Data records
-=-=-=-=-
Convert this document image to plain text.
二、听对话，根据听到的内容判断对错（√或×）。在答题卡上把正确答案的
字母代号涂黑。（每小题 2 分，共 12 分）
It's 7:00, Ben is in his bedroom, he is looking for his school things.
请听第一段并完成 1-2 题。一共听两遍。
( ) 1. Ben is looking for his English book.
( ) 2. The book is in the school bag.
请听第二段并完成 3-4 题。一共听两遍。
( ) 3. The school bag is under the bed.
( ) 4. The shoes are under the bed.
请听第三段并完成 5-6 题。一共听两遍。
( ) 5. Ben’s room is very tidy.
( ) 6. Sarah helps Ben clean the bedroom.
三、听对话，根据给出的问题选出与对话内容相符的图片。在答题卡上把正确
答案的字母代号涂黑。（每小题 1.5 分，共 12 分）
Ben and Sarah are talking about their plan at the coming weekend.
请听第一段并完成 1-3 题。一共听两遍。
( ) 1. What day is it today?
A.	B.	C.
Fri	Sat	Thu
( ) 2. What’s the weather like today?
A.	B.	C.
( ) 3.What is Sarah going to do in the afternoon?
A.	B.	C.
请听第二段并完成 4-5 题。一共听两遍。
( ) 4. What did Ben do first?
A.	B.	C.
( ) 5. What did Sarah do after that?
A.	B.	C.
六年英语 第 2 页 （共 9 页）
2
-=-=-=-=-
Find every line in the records that contains the word "today"; copy those lines.

**OUTPUT OF THE TASK:**
( ) 1. What day is it today?
( ) 2. What’s the weather like today?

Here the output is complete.